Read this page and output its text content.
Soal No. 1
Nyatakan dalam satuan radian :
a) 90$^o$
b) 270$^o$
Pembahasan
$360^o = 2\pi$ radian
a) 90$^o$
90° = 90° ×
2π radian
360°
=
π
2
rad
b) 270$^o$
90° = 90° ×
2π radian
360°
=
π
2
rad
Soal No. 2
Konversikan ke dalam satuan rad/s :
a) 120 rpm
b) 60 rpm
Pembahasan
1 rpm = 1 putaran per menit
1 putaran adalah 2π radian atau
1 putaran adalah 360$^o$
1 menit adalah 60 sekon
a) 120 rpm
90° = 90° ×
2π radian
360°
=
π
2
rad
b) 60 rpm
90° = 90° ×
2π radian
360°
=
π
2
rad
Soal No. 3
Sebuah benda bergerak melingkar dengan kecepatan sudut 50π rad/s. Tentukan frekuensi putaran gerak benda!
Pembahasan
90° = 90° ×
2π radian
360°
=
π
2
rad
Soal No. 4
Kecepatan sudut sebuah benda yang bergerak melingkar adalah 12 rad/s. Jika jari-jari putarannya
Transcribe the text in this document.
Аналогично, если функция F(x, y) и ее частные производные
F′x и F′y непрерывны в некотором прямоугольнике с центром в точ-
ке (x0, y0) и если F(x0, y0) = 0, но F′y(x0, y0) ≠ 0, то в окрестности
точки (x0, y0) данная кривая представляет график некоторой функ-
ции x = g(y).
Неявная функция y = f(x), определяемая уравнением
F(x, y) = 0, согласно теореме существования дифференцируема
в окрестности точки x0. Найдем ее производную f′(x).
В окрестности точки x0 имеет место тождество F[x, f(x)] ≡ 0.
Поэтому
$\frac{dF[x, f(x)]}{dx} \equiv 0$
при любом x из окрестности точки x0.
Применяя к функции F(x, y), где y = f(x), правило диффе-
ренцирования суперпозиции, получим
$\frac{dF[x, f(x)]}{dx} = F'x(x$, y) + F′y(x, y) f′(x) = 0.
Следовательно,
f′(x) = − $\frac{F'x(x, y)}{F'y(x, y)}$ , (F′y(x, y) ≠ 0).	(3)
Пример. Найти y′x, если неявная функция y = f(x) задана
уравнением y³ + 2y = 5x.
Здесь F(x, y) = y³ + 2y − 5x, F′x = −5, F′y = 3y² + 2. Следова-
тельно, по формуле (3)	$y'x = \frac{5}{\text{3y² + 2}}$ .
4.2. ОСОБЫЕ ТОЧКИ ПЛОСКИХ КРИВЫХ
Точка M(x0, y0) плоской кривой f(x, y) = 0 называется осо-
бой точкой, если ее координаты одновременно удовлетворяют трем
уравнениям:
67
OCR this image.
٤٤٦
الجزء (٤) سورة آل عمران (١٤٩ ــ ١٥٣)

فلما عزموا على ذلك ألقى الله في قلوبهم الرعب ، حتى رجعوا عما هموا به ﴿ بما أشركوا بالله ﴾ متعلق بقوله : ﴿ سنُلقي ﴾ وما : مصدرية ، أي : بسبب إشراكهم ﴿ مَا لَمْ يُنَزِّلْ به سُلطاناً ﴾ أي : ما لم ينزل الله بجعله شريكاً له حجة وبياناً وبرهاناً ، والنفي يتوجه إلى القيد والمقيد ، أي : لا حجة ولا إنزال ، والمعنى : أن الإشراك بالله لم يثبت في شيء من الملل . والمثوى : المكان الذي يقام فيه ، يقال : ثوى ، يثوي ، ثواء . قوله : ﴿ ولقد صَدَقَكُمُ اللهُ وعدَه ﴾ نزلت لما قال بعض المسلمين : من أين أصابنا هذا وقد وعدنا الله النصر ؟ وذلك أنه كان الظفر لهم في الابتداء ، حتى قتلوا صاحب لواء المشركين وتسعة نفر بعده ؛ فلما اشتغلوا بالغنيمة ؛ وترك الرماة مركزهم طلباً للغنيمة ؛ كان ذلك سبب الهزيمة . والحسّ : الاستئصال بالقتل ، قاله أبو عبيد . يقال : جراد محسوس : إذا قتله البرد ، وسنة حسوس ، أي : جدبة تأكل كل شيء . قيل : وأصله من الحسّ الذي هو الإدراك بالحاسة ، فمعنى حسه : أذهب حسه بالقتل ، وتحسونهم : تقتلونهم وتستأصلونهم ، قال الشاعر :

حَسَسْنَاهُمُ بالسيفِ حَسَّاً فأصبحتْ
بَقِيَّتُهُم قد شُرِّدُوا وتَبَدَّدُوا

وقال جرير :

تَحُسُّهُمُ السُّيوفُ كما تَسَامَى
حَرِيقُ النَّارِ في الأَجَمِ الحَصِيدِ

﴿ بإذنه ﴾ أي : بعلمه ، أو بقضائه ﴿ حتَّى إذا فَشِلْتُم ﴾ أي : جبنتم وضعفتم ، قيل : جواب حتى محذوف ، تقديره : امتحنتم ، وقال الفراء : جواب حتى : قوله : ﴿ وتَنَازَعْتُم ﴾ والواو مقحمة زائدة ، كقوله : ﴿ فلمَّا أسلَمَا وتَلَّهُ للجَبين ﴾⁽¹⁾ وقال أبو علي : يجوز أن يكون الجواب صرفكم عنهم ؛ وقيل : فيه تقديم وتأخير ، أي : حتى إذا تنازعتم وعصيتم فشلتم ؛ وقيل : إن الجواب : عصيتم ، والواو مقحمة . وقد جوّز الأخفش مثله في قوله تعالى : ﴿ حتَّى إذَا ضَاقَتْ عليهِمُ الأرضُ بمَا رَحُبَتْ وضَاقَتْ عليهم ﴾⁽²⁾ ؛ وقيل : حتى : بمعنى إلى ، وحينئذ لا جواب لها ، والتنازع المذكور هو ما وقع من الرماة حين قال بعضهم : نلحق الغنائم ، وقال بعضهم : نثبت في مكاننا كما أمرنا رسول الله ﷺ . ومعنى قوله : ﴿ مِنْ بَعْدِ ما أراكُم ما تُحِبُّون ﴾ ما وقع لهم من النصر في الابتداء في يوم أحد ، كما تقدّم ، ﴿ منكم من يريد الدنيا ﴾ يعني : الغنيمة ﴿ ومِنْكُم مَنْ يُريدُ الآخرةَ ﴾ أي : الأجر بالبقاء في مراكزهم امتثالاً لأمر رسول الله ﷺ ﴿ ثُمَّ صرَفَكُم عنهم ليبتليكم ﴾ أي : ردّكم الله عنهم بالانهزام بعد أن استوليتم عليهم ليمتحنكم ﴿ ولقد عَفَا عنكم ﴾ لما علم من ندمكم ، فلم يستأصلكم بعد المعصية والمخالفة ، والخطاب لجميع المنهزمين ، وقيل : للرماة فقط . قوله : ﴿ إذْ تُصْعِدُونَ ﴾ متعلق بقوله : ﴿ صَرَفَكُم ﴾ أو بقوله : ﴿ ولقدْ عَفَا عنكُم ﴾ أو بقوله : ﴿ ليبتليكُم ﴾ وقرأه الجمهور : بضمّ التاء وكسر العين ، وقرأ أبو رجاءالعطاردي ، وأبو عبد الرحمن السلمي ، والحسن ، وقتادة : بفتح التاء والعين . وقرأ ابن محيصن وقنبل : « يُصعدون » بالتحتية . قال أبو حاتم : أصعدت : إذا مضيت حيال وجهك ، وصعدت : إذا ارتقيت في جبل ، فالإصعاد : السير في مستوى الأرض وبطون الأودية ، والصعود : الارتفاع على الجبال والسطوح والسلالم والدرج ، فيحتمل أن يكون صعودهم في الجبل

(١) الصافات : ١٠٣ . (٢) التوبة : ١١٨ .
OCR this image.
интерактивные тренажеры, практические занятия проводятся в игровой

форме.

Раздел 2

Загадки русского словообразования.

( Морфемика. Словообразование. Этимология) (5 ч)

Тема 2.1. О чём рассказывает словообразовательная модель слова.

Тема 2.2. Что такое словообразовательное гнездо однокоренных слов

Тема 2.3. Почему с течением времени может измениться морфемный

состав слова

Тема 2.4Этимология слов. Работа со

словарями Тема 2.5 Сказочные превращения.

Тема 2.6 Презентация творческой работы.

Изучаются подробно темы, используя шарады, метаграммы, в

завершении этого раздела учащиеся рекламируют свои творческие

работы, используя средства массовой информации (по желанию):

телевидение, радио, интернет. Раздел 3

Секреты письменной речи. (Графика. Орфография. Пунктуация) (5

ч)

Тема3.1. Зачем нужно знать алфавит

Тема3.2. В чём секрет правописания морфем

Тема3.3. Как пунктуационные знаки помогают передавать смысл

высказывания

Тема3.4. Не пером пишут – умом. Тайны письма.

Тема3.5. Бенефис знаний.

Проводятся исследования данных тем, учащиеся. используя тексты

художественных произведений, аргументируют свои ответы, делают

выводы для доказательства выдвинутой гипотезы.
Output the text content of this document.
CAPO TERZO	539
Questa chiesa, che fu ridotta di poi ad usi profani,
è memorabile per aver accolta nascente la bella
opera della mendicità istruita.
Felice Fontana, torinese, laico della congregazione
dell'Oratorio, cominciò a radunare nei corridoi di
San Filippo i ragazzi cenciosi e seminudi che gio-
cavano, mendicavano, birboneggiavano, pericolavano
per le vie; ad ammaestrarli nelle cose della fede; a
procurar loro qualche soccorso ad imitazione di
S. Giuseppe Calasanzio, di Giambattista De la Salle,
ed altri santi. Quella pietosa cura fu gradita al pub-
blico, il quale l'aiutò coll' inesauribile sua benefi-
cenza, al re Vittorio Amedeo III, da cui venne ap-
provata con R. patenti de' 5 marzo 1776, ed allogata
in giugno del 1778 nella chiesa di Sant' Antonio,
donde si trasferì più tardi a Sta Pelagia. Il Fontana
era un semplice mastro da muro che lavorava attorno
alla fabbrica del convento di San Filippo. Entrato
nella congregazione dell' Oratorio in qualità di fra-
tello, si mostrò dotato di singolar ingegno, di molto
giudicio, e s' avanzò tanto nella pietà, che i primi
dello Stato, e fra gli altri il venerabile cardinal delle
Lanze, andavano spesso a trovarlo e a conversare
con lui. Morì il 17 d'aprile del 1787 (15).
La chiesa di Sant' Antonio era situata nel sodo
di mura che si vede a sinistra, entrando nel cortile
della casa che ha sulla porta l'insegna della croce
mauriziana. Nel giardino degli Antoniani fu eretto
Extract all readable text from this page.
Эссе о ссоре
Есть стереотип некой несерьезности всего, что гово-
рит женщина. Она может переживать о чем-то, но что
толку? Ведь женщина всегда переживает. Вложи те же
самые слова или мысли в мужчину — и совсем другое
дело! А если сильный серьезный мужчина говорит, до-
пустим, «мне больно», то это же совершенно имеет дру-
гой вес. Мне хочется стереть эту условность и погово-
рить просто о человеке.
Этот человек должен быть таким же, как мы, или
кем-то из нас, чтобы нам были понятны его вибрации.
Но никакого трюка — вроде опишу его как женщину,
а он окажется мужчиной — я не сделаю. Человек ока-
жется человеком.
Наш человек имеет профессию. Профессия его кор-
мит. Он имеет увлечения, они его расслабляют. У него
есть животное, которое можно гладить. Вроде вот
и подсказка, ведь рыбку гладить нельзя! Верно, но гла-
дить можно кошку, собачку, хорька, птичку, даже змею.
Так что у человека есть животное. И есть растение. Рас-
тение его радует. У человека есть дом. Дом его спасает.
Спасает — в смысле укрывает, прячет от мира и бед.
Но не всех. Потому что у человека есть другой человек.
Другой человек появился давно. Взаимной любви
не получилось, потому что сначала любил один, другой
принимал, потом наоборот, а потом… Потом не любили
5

* * *

▶ **What needs to be done**
Where a line of the entries contains the word "text", copy that line.

▶ **Task answer**
Read this page and output its text content.
Transcribe the text in this document.
тельно, по формуле (3)	$y'x = \frac{5}{\text{3y² + 2}}$ .
Output the text content of this document.
Extract all readable text from this page.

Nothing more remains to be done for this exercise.